Layout annotation records:
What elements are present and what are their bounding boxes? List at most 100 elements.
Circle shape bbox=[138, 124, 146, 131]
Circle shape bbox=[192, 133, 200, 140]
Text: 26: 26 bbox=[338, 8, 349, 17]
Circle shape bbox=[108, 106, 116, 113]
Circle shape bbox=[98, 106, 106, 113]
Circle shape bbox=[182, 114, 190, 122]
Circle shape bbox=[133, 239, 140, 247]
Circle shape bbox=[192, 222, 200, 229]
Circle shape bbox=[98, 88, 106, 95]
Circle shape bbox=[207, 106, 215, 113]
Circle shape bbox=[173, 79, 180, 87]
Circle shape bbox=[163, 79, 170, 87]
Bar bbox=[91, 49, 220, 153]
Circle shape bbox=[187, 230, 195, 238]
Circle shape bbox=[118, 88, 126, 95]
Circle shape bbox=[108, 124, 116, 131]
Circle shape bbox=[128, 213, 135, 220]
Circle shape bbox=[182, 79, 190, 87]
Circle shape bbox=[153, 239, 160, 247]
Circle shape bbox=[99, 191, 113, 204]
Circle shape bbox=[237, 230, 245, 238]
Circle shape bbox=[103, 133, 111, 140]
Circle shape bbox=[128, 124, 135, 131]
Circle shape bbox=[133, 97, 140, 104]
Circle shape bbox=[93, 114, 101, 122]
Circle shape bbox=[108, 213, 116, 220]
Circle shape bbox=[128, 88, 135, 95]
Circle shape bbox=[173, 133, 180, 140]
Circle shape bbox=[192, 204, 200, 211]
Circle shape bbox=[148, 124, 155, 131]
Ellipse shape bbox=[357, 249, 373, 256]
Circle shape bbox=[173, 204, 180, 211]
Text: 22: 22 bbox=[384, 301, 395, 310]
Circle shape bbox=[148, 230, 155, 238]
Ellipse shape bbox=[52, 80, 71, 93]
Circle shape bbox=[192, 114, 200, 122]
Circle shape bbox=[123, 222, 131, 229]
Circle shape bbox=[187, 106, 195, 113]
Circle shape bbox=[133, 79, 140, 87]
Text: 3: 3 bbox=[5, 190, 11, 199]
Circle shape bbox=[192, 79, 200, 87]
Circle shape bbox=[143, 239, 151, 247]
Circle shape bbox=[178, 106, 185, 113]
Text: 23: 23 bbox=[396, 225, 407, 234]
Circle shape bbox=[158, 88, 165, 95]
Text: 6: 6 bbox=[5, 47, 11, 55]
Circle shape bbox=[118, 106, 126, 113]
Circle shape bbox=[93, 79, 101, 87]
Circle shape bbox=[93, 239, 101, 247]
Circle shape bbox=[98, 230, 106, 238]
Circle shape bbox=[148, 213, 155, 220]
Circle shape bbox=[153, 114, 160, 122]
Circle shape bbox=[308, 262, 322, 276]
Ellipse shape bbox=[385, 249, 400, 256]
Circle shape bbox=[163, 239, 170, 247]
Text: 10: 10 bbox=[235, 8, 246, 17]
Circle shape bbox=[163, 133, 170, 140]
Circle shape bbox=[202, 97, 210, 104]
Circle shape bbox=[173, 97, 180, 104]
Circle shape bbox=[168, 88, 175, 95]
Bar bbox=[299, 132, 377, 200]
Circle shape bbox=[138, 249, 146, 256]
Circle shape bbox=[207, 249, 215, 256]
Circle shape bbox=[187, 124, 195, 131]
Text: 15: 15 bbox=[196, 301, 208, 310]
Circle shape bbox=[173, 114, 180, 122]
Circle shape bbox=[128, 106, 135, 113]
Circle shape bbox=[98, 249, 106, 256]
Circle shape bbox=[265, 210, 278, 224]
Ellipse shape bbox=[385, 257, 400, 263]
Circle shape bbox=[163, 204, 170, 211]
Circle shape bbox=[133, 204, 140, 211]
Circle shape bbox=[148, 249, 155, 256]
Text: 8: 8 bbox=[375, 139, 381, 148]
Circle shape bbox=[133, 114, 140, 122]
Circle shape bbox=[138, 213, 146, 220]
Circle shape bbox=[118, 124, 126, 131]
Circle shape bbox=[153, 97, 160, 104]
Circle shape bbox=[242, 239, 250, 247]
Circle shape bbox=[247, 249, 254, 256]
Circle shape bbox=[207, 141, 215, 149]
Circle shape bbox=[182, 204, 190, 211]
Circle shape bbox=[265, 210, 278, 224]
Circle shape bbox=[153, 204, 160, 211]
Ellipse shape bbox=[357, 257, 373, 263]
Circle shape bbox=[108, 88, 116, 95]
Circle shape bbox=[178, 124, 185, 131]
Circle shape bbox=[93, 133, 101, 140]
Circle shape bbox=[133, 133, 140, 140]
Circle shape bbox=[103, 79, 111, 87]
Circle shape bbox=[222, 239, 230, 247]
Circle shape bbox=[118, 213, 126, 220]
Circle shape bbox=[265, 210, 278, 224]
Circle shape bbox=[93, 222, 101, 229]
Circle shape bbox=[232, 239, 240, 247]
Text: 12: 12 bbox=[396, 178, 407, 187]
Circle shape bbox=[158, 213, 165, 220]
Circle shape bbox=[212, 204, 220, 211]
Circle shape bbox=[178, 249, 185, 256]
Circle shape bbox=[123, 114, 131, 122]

Task to carry out:
Rewrite all of the items above as a numbered list, leaving out any blank lines.

Written answer:
1. What elements are present and what are their bounding boxes? List at most 100 elements.
2. Circle shape bbox=[138, 124, 146, 131]
3. Circle shape bbox=[192, 133, 200, 140]
4. Text: 26: 26 bbox=[338, 8, 349, 17]
5. Circle shape bbox=[108, 106, 116, 113]
6. Circle shape bbox=[98, 106, 106, 113]
7. Circle shape bbox=[182, 114, 190, 122]
8. Circle shape bbox=[133, 239, 140, 247]
9. Circle shape bbox=[192, 222, 200, 229]
10. Circle shape bbox=[98, 88, 106, 95]
11. Circle shape bbox=[207, 106, 215, 113]
12. Circle shape bbox=[173, 79, 180, 87]
13. Circle shape bbox=[163, 79, 170, 87]
14. Bar bbox=[91, 49, 220, 153]
15. Circle shape bbox=[187, 230, 195, 238]
16. Circle shape bbox=[118, 88, 126, 95]
17. Circle shape bbox=[108, 124, 116, 131]
18. Circle shape bbox=[128, 213, 135, 220]
19. Circle shape bbox=[182, 79, 190, 87]
20. Circle shape bbox=[153, 239, 160, 247]
21. Circle shape bbox=[99, 191, 113, 204]
22. Circle shape bbox=[237, 230, 245, 238]
23. Circle shape bbox=[103, 133, 111, 140]
24. Circle shape bbox=[128, 124, 135, 131]
25. Circle shape bbox=[133, 97, 140, 104]
26. Circle shape bbox=[93, 114, 101, 122]
27. Circle shape bbox=[108, 213, 116, 220]
28. Circle shape bbox=[128, 88, 135, 95]
29. Circle shape bbox=[173, 133, 180, 140]
30. Circle shape bbox=[192, 204, 200, 211]
31. Circle shape bbox=[148, 124, 155, 131]
32. Ellipse shape bbox=[357, 249, 373, 256]
33. Circle shape bbox=[173, 204, 180, 211]
34. Text: 22: 22 bbox=[384, 301, 395, 310]
35. Circle shape bbox=[148, 230, 155, 238]
36. Ellipse shape bbox=[52, 80, 71, 93]
37. Circle shape bbox=[192, 114, 200, 122]
38. Circle shape bbox=[123, 222, 131, 229]
39. Circle shape bbox=[187, 106, 195, 113]
40. Circle shape bbox=[133, 79, 140, 87]
41. Text: 3: 3 bbox=[5, 190, 11, 199]
42. Circle shape bbox=[192, 79, 200, 87]
43. Circle shape bbox=[143, 239, 151, 247]
44. Circle shape bbox=[178, 106, 185, 113]
45. Text: 23: 23 bbox=[396, 225, 407, 234]
46. Circle shape bbox=[158, 88, 165, 95]
47. Text: 6: 6 bbox=[5, 47, 11, 55]
48. Circle shape bbox=[118, 106, 126, 113]
49. Circle shape bbox=[93, 79, 101, 87]
50. Circle shape bbox=[93, 239, 101, 247]
51. Circle shape bbox=[98, 230, 106, 238]
52. Circle shape bbox=[148, 213, 155, 220]
53. Circle shape bbox=[153, 114, 160, 122]
54. Circle shape bbox=[308, 262, 322, 276]
55. Ellipse shape bbox=[385, 249, 400, 256]
56. Circle shape bbox=[163, 239, 170, 247]
57. Text: 10: 10 bbox=[235, 8, 246, 17]
58. Circle shape bbox=[163, 133, 170, 140]
59. Circle shape bbox=[202, 97, 210, 104]
60. Circle shape bbox=[173, 97, 180, 104]
61. Circle shape bbox=[168, 88, 175, 95]
62. Bar bbox=[299, 132, 377, 200]
63. Circle shape bbox=[138, 249, 146, 256]
64. Circle shape bbox=[207, 249, 215, 256]
65. Circle shape bbox=[187, 124, 195, 131]
66. Text: 15: 15 bbox=[196, 301, 208, 310]
67. Circle shape bbox=[173, 114, 180, 122]
68. Circle shape bbox=[128, 106, 135, 113]
69. Circle shape bbox=[98, 249, 106, 256]
70. Circle shape bbox=[265, 210, 278, 224]
71. Ellipse shape bbox=[385, 257, 400, 263]
72. Circle shape bbox=[163, 204, 170, 211]
73. Circle shape bbox=[133, 204, 140, 211]
74. Circle shape bbox=[148, 249, 155, 256]
75. Text: 8: 8 bbox=[375, 139, 381, 148]
76. Circle shape bbox=[133, 114, 140, 122]
77. Circle shape bbox=[138, 213, 146, 220]
78. Circle shape bbox=[118, 124, 126, 131]
79. Circle shape bbox=[153, 97, 160, 104]
80. Circle shape bbox=[242, 239, 250, 247]
81. Circle shape bbox=[247, 249, 254, 256]
82. Circle shape bbox=[207, 141, 215, 149]
83. Circle shape bbox=[182, 204, 190, 211]
84. Circle shape bbox=[265, 210, 278, 224]
85. Circle shape bbox=[153, 204, 160, 211]
86. Ellipse shape bbox=[357, 257, 373, 263]
87. Circle shape bbox=[108, 88, 116, 95]
88. Circle shape bbox=[178, 124, 185, 131]
89. Circle shape bbox=[93, 133, 101, 140]
90. Circle shape bbox=[133, 133, 140, 140]
91. Circle shape bbox=[103, 79, 111, 87]
92. Circle shape bbox=[222, 239, 230, 247]
93. Circle shape bbox=[118, 213, 126, 220]
94. Circle shape bbox=[265, 210, 278, 224]
95. Circle shape bbox=[93, 222, 101, 229]
96. Circle shape bbox=[232, 239, 240, 247]
97. Text: 12: 12 bbox=[396, 178, 407, 187]
98. Circle shape bbox=[158, 213, 165, 220]
99. Circle shape bbox=[212, 204, 220, 211]
100. Circle shape bbox=[178, 249, 185, 256]
101. Circle shape bbox=[123, 114, 131, 122]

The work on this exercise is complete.